» **WHAT THE TASK ASKS**: Drop the pictures, then extract the listing word for word.

» **ROWS**:
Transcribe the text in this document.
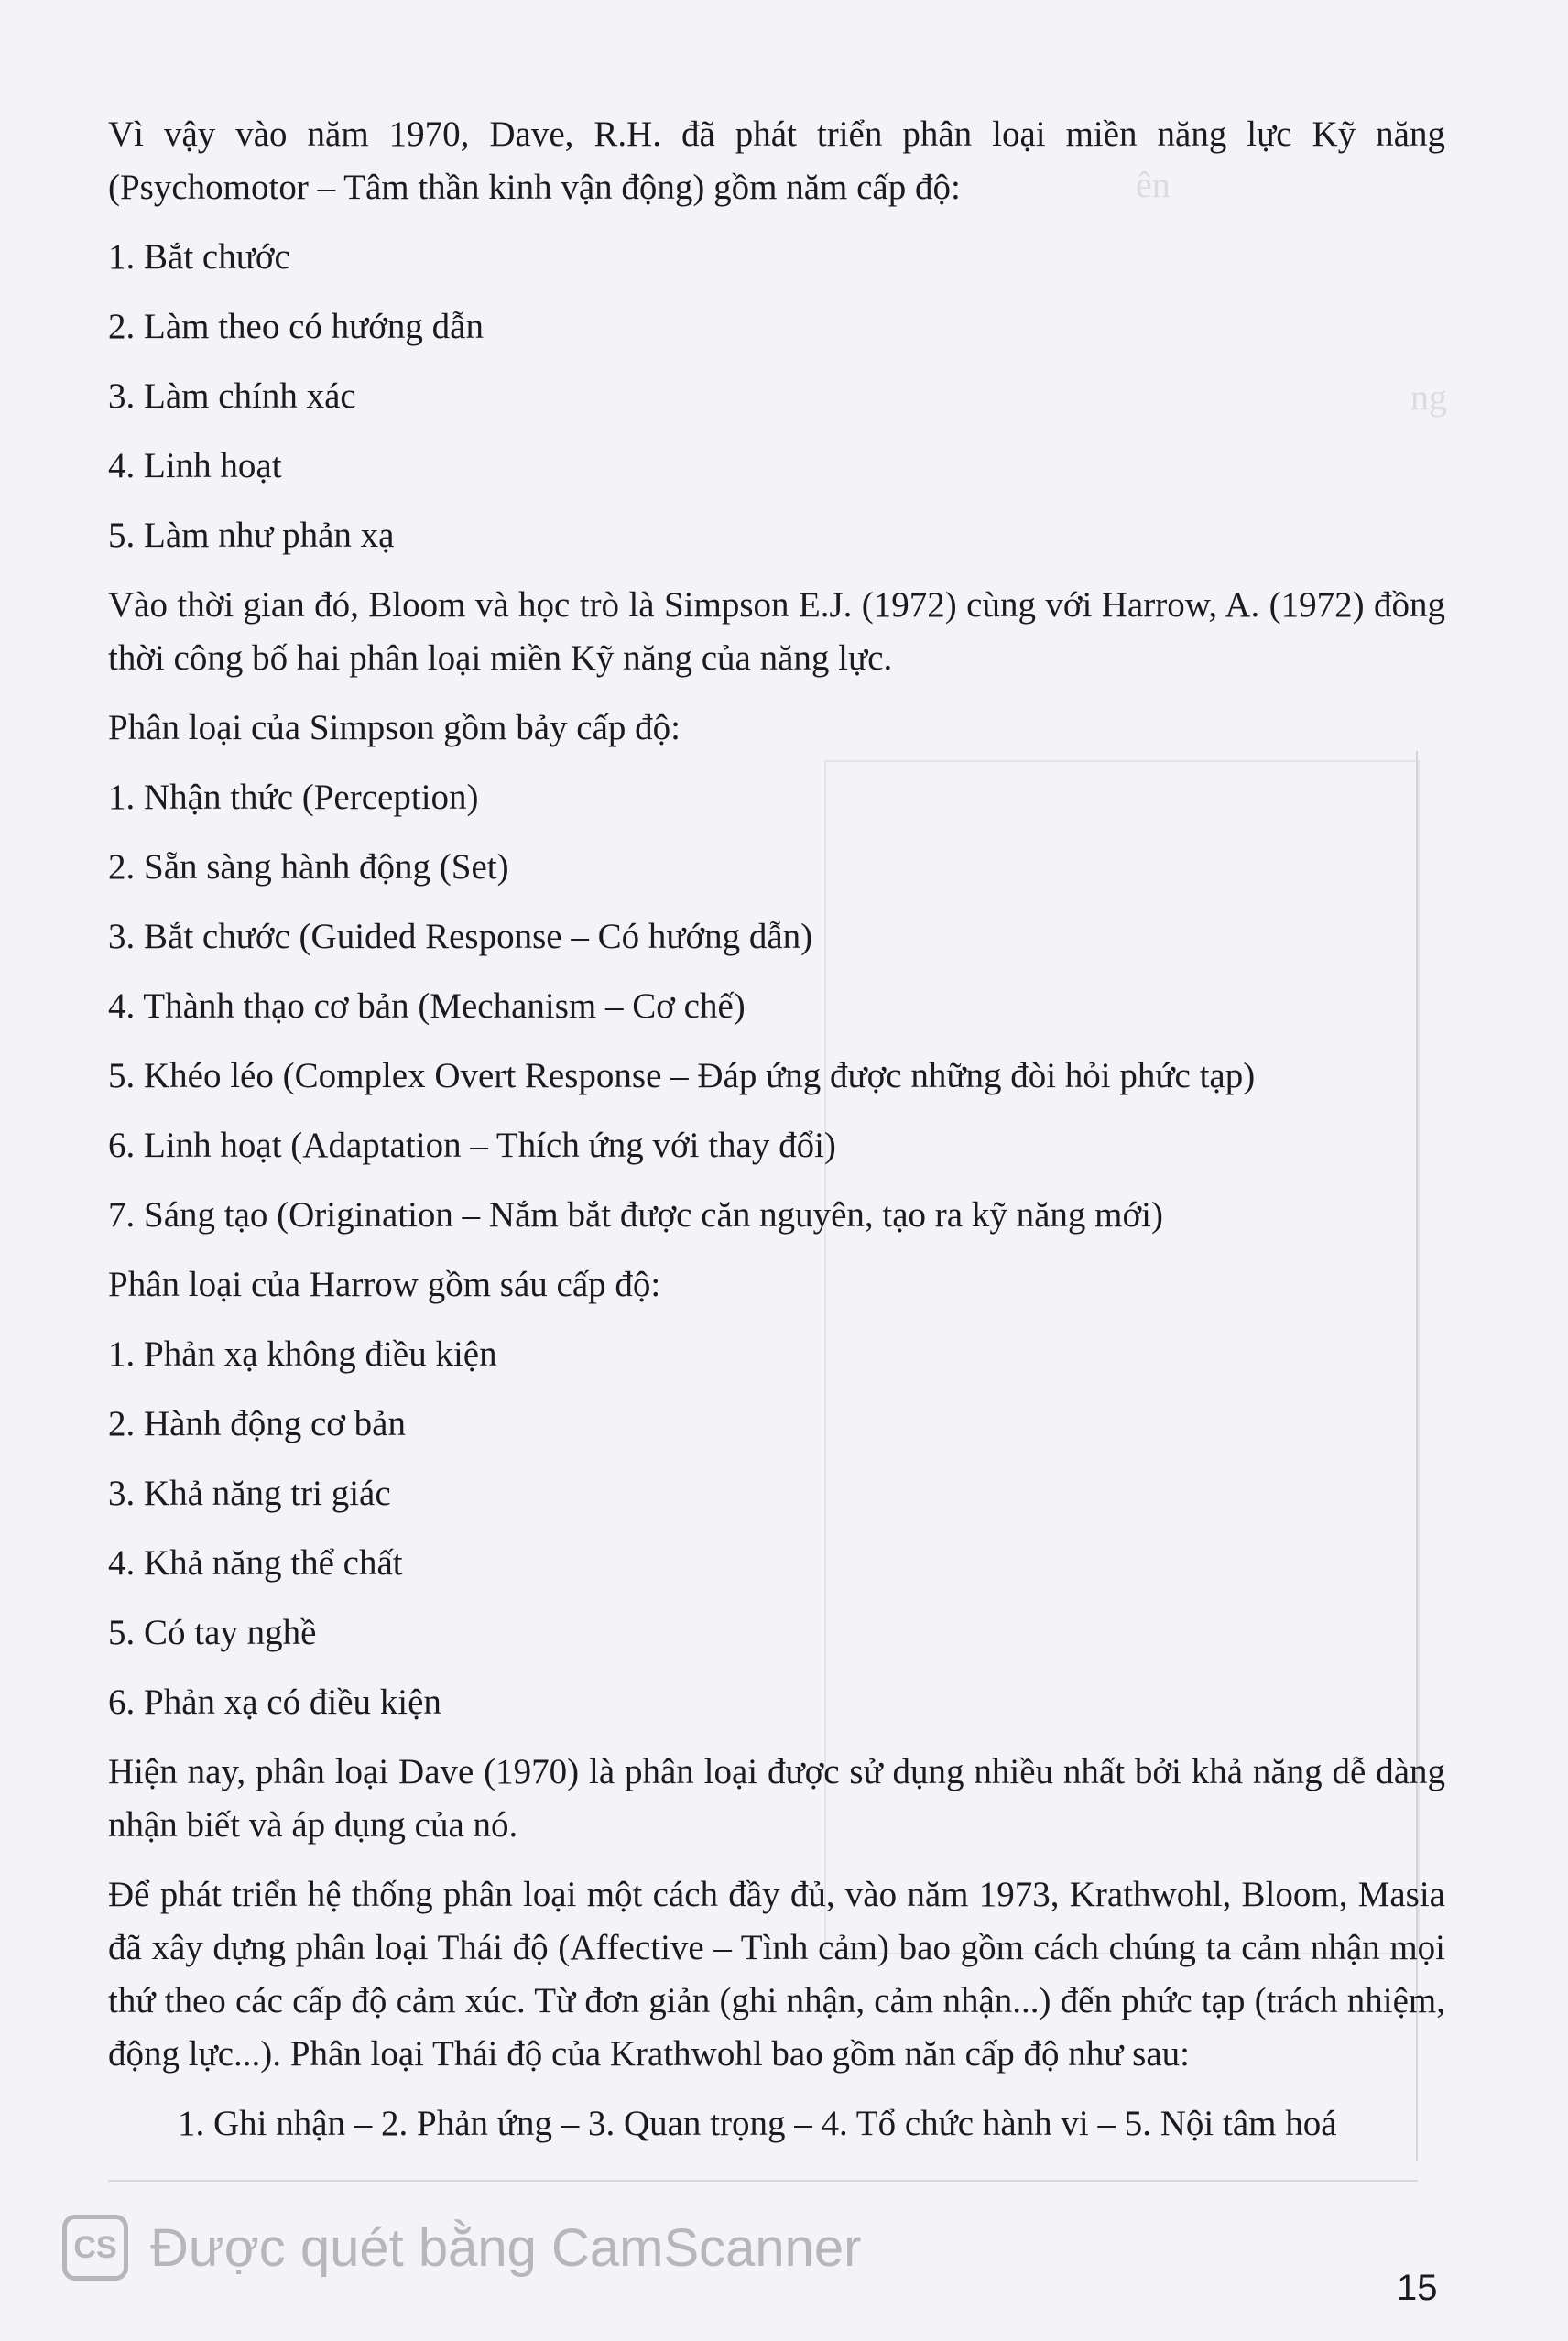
ên
ng

Vì vậy vào năm 1970, Dave, R.H. đã phát triển phân loại miền năng lực Kỹ năng (Psychomotor – Tâm thần kinh vận động) gồm năm cấp độ:

1. Bắt chước

2. Làm theo có hướng dẫn

3. Làm chính xác

4. Linh hoạt

5. Làm như phản xạ

Vào thời gian đó, Bloom và học trò là Simpson E.J. (1972) cùng với Harrow, A. (1972) đồng thời công bố hai phân loại miền Kỹ năng của năng lực.

Phân loại của Simpson gồm bảy cấp độ:

1. Nhận thức (Perception)

2. Sẵn sàng hành động (Set)

3. Bắt chước (Guided Response – Có hướng dẫn)

4. Thành thạo cơ bản (Mechanism – Cơ chế)

5. Khéo léo (Complex Overt Response – Đáp ứng được những đòi hỏi phức tạp)

6. Linh hoạt (Adaptation – Thích ứng với thay đổi)

7. Sáng tạo (Origination – Nắm bắt được căn nguyên, tạo ra kỹ năng mới)

Phân loại của Harrow gồm sáu cấp độ:

1. Phản xạ không điều kiện

2. Hành động cơ bản

3. Khả năng tri giác

4. Khả năng thể chất

5. Có tay nghề

6. Phản xạ có điều kiện

Hiện nay, phân loại Dave (1970) là phân loại được sử dụng nhiều nhất bởi khả năng dễ dàng nhận biết và áp dụng của nó.

Để phát triển hệ thống phân loại một cách đầy đủ, vào năm 1973, Krathwohl, Bloom, Masia đã xây dựng phân loại Thái độ (Affective – Tình cảm) bao gồm cách chúng ta cảm nhận mọi thứ theo các cấp độ cảm xúc. Từ đơn giản (ghi nhận, cảm nhận...) đến phức tạp (trách nhiệm, động lực...). Phân loại Thái độ của Krathwohl bao gồm năn cấp độ như sau:

1. Ghi nhận – 2. Phản ứng – 3. Quan trọng – 4. Tổ chức hành vi – 5. Nội tâm hoá

CS Được quét bằng CamScanner
15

» **ANSWER TO THIS EXERCISE**:
Transcribe the text in this document.
ên
ng

Vì vậy vào năm 1970, Dave, R.H. đã phát triển phân loại miền năng lực Kỹ năng (Psychomotor – Tâm thần kinh vận động) gồm năm cấp độ:

1. Bắt chước

2. Làm theo có hướng dẫn

3. Làm chính xác

4. Linh hoạt

5. Làm như phản xạ

Vào thời gian đó, Bloom và học trò là Simpson E.J. (1972) cùng với Harrow, A. (1972) đồng thời công bố hai phân loại miền Kỹ năng của năng lực.

Phân loại của Simpson gồm bảy cấp độ:

1. Nhận thức (Perception)

2. Sẵn sàng hành động (Set)

3. Bắt chước (Guided Response – Có hướng dẫn)

4. Thành thạo cơ bản (Mechanism – Cơ chế)

5. Khéo léo (Complex Overt Response – Đáp ứng được những đòi hỏi phức tạp)

6. Linh hoạt (Adaptation – Thích ứng với thay đổi)

7. Sáng tạo (Origination – Nắm bắt được căn nguyên, tạo ra kỹ năng mới)

Phân loại của Harrow gồm sáu cấp độ:

1. Phản xạ không điều kiện

2. Hành động cơ bản

3. Khả năng tri giác

4. Khả năng thể chất

5. Có tay nghề

6. Phản xạ có điều kiện

Hiện nay, phân loại Dave (1970) là phân loại được sử dụng nhiều nhất bởi khả năng dễ dàng nhận biết và áp dụng của nó.

Để phát triển hệ thống phân loại một cách đầy đủ, vào năm 1973, Krathwohl, Bloom, Masia đã xây dựng phân loại Thái độ (Affective – Tình cảm) bao gồm cách chúng ta cảm nhận mọi thứ theo các cấp độ cảm xúc. Từ đơn giản (ghi nhận, cảm nhận...) đến phức tạp (trách nhiệm, động lực...). Phân loại Thái độ của Krathwohl bao gồm năn cấp độ như sau:

1. Ghi nhận – 2. Phản ứng – 3. Quan trọng – 4. Tổ chức hành vi – 5. Nội tâm hoá

CS Được quét bằng CamScanner
15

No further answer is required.